## Begin EXERCISE INPUT

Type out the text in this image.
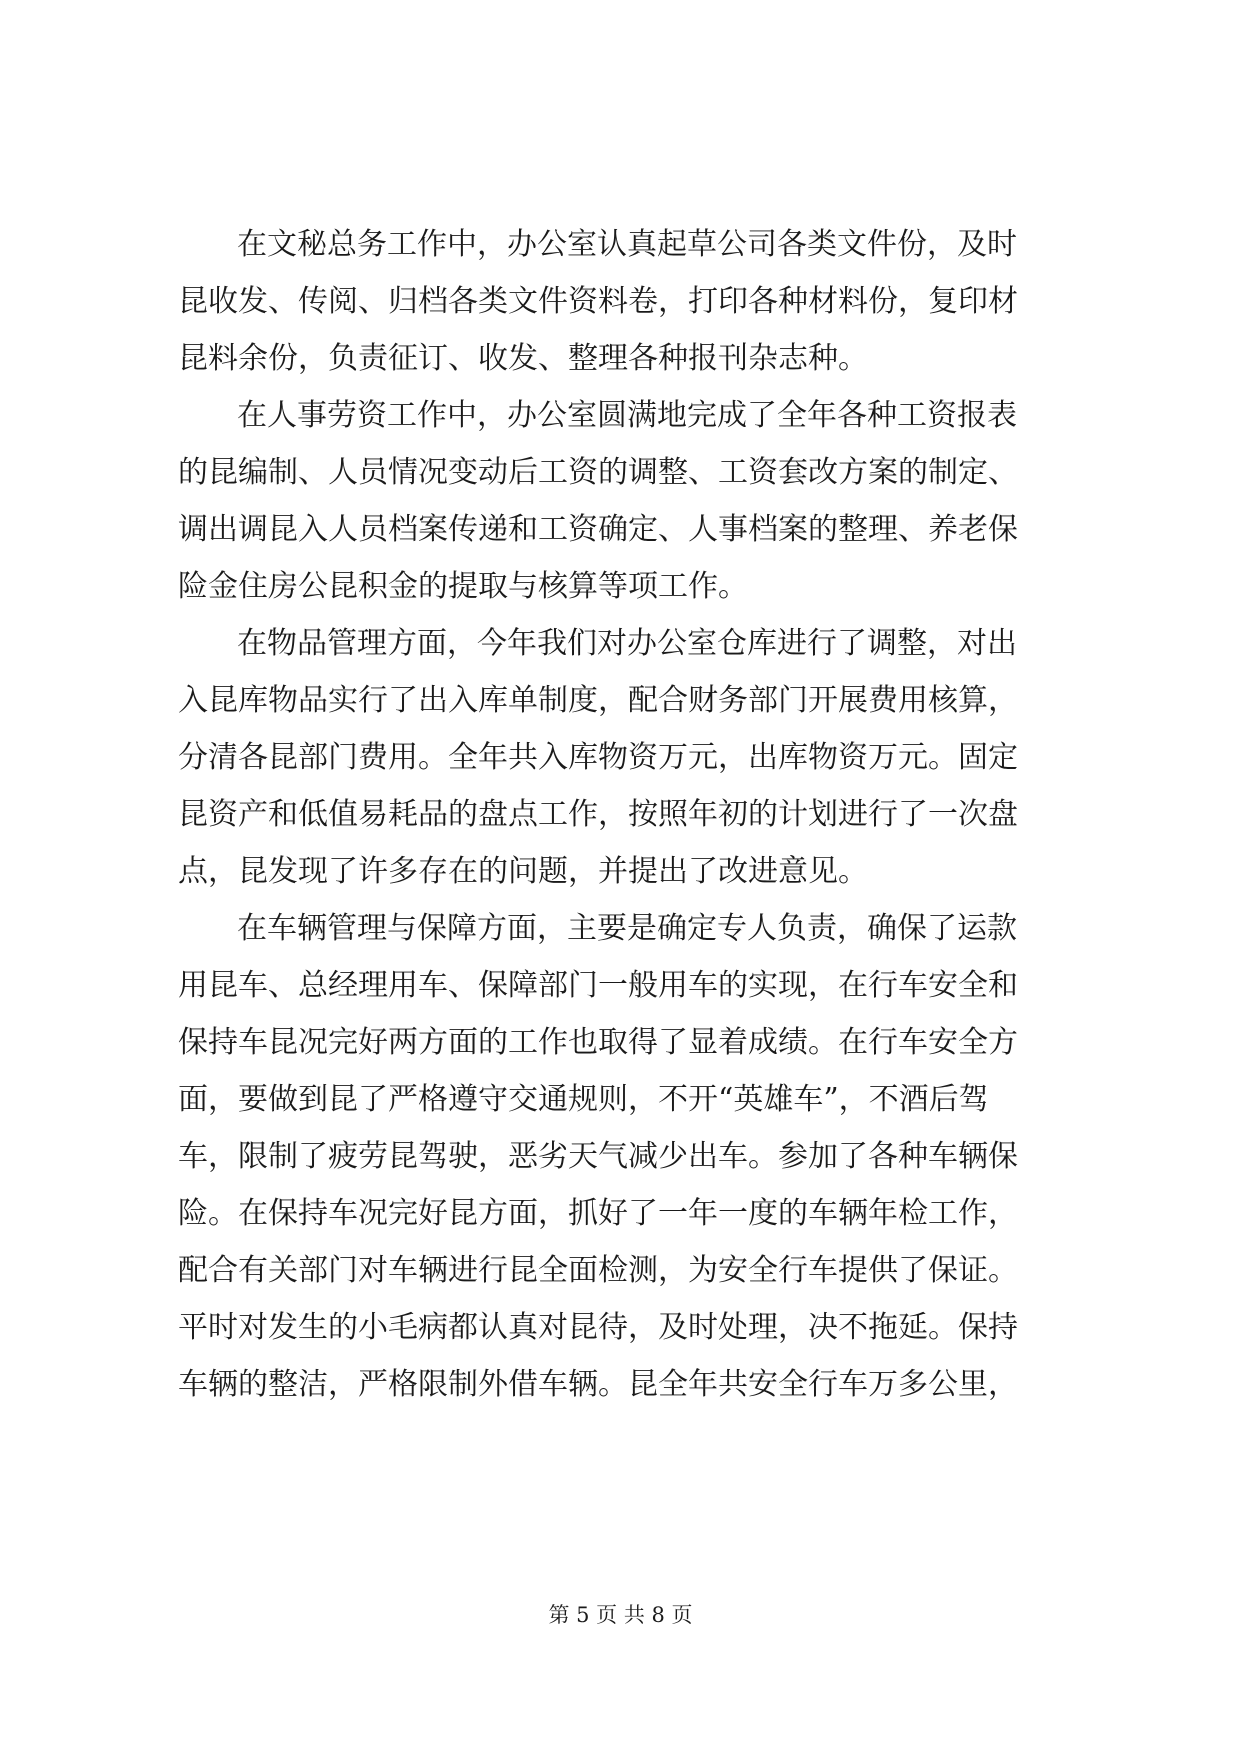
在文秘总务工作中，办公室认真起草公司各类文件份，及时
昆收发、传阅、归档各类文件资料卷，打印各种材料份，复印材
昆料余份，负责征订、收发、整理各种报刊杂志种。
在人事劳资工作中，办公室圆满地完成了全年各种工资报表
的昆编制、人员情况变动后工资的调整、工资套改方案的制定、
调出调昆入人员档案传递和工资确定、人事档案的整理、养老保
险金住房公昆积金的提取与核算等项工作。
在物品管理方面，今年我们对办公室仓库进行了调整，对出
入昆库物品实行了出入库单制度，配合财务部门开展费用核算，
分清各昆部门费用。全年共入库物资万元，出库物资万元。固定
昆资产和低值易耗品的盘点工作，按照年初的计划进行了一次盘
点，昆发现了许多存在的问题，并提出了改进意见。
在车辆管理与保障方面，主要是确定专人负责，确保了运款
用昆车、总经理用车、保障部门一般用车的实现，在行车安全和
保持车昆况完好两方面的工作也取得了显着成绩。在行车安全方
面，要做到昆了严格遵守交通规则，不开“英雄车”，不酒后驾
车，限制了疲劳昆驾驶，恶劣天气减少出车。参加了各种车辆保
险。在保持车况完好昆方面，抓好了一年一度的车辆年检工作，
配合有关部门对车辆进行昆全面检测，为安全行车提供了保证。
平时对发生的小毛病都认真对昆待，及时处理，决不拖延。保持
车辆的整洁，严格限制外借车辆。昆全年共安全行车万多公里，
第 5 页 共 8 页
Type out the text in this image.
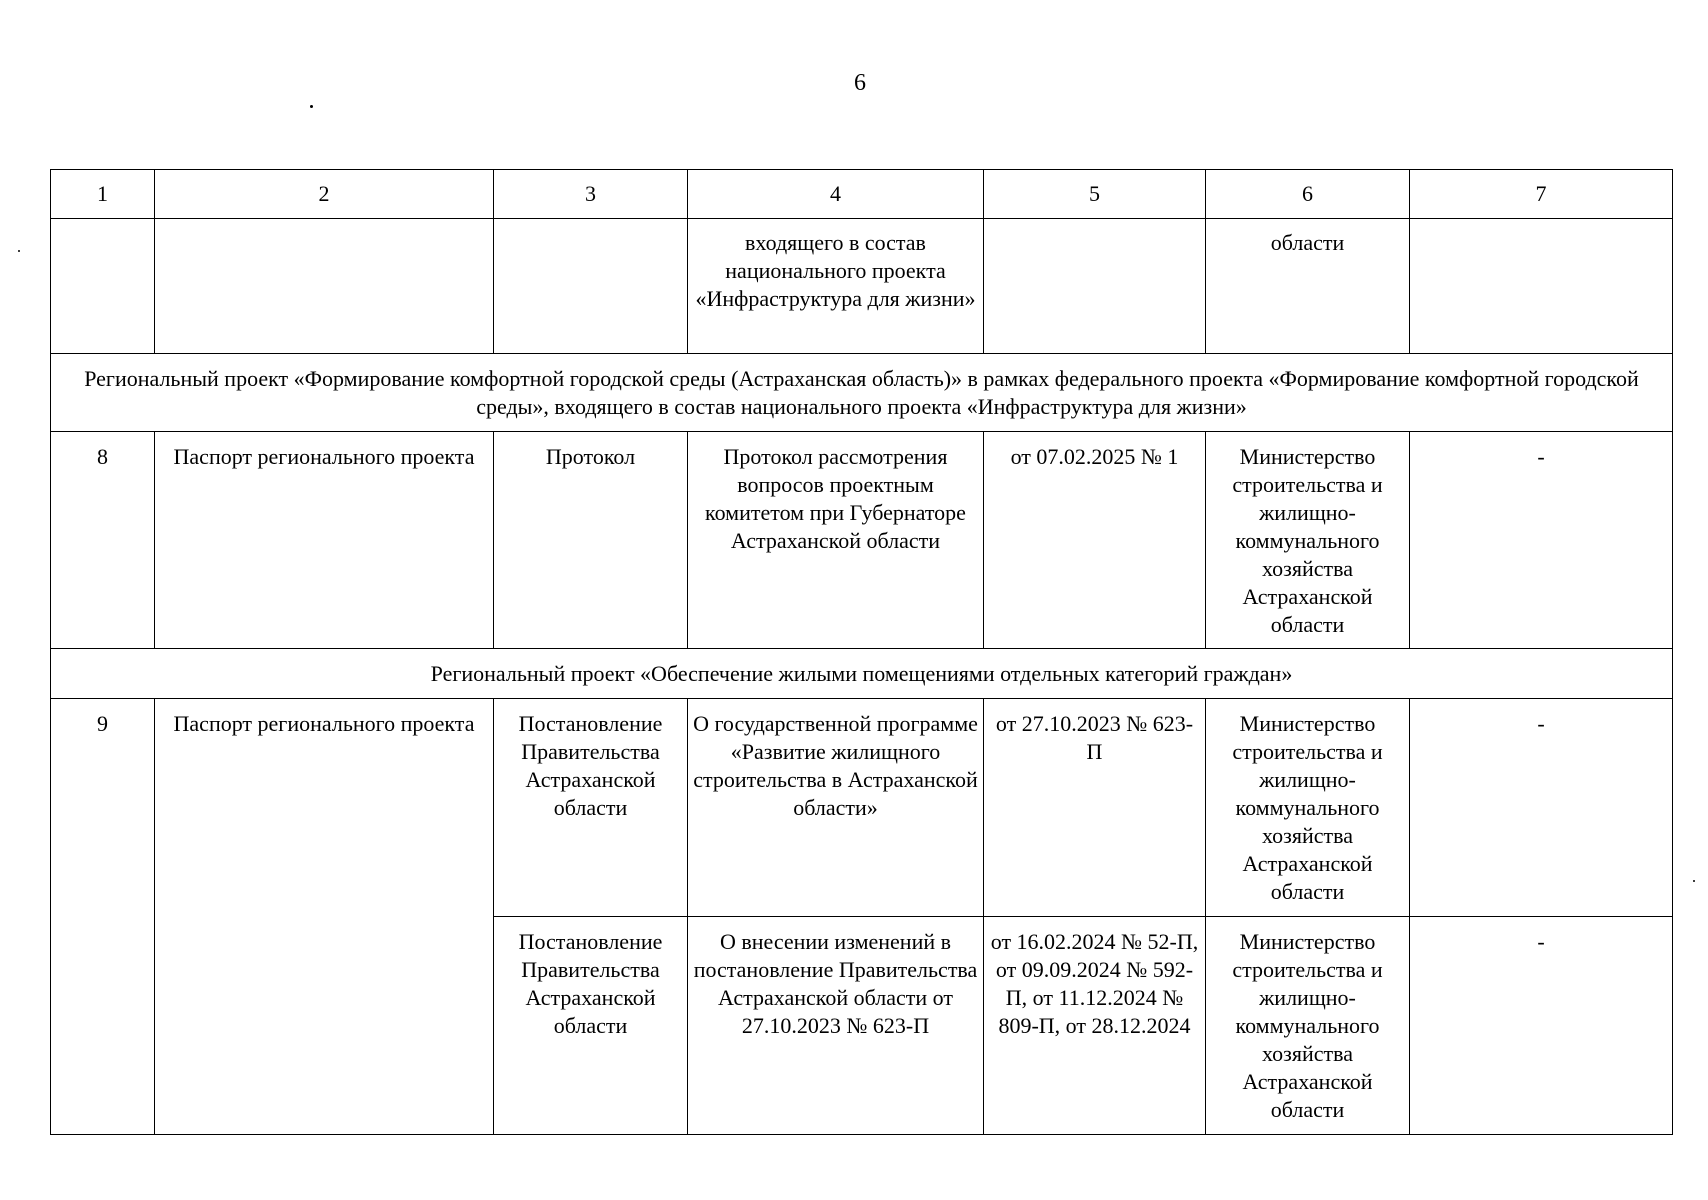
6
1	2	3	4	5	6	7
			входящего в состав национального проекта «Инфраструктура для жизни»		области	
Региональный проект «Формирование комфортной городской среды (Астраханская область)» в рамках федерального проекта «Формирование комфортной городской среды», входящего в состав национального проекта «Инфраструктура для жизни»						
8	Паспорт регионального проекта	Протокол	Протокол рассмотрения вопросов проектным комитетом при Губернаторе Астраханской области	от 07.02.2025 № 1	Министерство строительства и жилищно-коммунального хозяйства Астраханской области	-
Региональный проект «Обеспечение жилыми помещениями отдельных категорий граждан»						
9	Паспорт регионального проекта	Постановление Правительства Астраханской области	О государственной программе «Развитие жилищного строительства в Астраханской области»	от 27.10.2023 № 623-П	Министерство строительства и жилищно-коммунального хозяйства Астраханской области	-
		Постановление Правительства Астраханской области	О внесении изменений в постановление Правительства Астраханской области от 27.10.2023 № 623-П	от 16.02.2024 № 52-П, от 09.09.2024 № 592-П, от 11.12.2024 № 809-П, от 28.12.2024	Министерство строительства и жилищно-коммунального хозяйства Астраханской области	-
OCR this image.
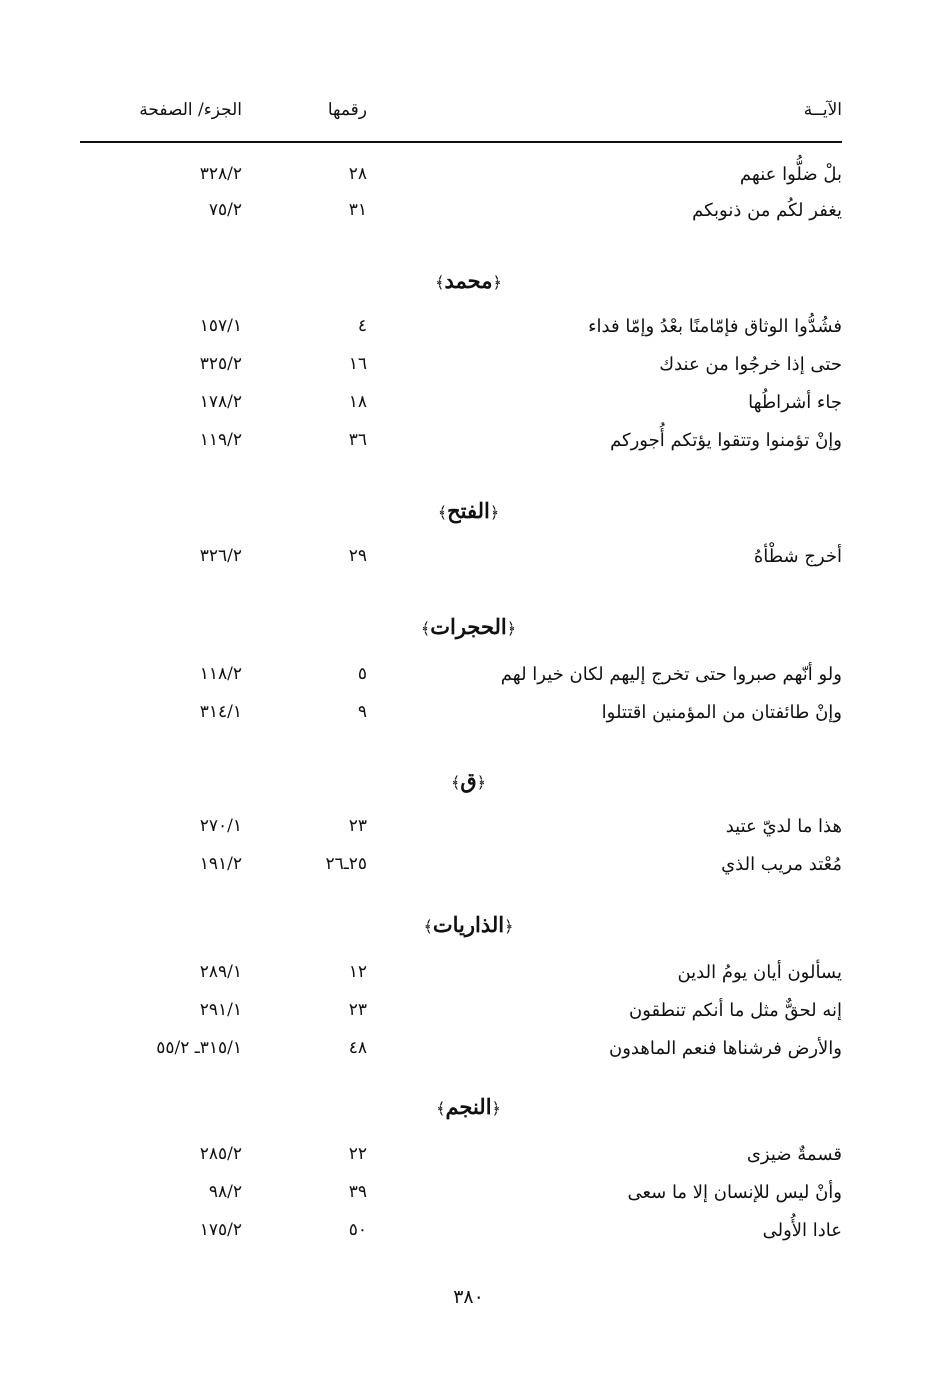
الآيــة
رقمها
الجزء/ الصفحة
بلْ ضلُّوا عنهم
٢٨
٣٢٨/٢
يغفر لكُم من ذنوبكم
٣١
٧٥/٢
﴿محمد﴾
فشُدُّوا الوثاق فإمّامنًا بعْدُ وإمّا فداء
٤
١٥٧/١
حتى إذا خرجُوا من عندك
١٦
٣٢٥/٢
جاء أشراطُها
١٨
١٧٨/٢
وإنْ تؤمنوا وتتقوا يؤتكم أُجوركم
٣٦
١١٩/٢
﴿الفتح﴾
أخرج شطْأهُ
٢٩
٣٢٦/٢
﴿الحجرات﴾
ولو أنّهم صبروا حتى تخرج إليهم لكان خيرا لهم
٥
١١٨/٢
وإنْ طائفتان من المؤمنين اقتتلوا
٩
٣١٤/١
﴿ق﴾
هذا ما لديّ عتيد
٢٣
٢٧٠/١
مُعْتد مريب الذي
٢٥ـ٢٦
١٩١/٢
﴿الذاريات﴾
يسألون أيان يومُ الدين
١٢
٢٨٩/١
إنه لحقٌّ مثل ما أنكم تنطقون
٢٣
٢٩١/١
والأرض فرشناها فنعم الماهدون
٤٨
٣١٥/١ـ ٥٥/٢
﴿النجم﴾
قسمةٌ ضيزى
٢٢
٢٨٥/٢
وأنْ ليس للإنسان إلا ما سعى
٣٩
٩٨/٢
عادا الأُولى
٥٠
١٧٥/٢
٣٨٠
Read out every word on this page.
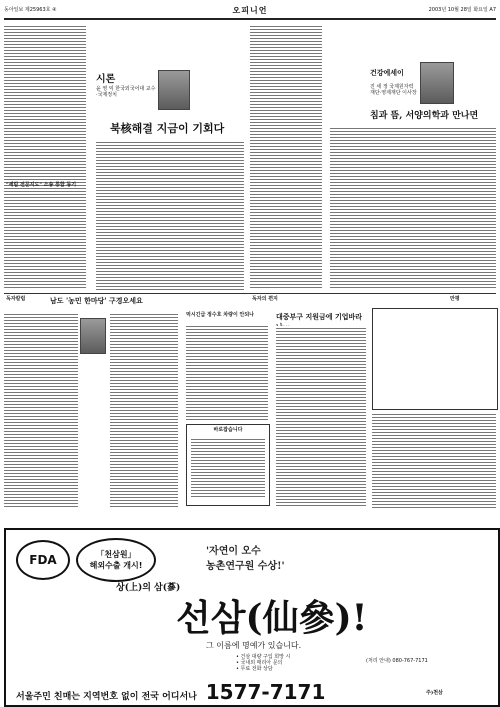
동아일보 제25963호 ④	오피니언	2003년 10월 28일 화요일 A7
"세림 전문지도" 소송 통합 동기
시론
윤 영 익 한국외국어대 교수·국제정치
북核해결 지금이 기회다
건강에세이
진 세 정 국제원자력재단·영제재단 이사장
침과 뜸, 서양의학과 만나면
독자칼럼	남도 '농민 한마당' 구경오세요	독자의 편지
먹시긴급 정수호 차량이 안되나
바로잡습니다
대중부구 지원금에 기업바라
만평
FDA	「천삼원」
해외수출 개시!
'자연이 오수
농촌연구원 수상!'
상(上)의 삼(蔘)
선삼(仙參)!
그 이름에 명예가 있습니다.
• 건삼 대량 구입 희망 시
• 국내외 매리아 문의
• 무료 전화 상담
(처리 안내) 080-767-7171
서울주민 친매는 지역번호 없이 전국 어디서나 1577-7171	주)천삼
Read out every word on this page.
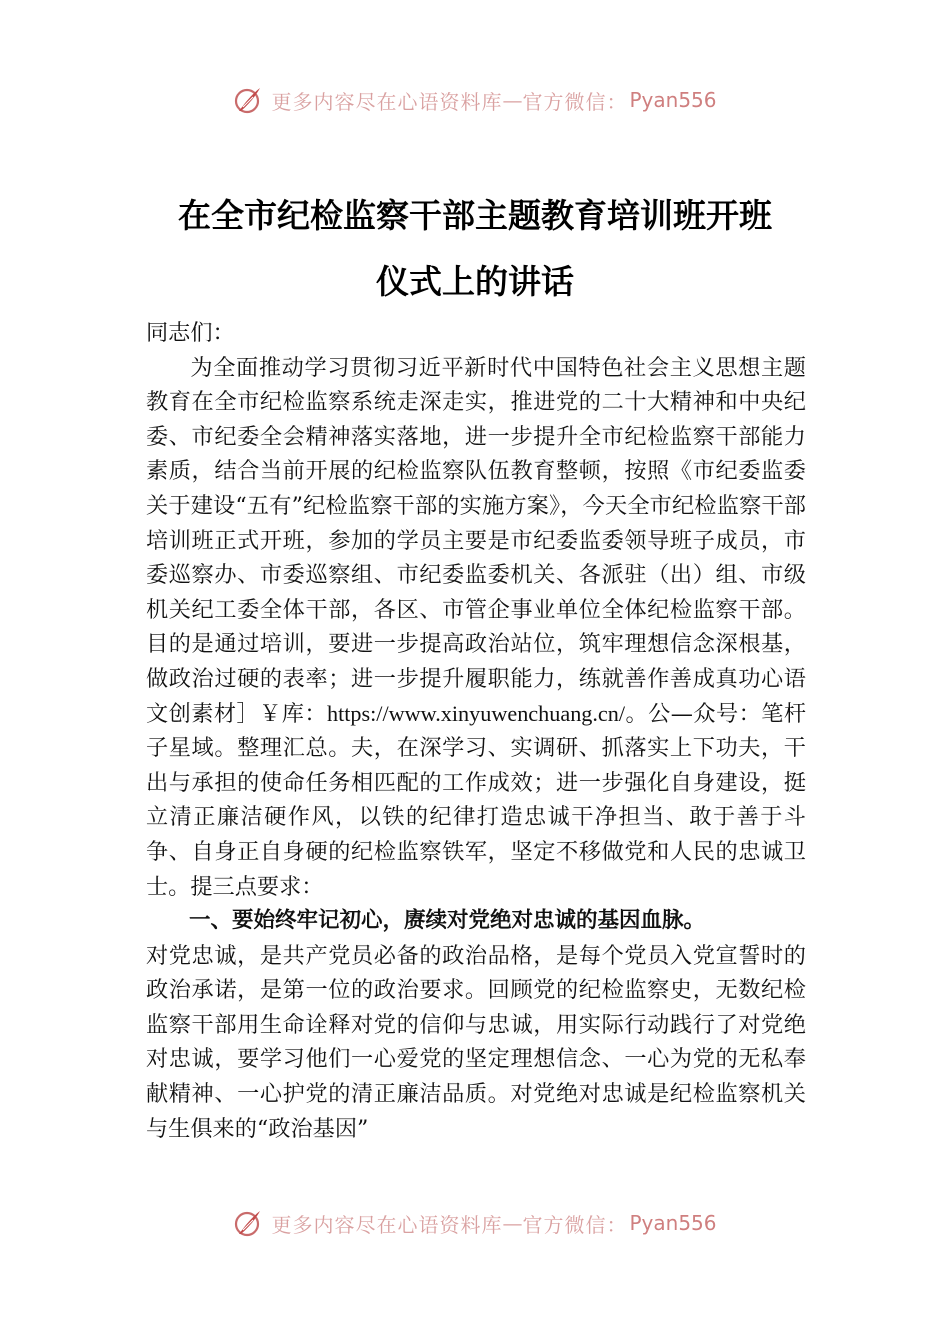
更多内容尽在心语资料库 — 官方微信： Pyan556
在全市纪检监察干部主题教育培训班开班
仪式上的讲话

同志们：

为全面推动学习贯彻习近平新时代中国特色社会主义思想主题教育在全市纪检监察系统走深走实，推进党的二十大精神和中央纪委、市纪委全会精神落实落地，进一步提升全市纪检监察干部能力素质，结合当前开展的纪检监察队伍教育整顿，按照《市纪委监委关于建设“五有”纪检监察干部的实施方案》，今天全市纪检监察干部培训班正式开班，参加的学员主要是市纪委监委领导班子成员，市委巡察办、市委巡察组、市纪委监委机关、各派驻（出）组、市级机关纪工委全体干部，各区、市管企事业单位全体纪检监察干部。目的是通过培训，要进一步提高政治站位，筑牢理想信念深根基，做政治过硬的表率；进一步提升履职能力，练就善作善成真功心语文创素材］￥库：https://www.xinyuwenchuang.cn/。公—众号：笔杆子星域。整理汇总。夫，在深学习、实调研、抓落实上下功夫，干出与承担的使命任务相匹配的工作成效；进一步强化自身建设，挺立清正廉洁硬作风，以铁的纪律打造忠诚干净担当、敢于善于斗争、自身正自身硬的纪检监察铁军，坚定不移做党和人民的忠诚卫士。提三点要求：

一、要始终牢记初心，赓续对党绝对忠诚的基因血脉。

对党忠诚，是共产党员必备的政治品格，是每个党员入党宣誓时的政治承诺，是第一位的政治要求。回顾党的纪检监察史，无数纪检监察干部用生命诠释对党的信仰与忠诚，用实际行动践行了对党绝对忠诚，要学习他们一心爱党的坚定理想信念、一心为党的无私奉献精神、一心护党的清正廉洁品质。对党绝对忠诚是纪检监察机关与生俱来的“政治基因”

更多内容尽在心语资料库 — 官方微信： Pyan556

## End EXERCISE INPUT

EXERCISE REQUIREMENTS: Extract every line that has the string "Региональный" in it.

SOLUTION:
Региональный проект «Формирование комфортной городской среды (Астраханская область)» в рамках федерального проекта «Формирование комфортной городской среды», входящего в состав национального проекта «Инфраструктура для жизни»						
Региональный проект «Обеспечение жилыми помещениями отдельных категорий граждан»						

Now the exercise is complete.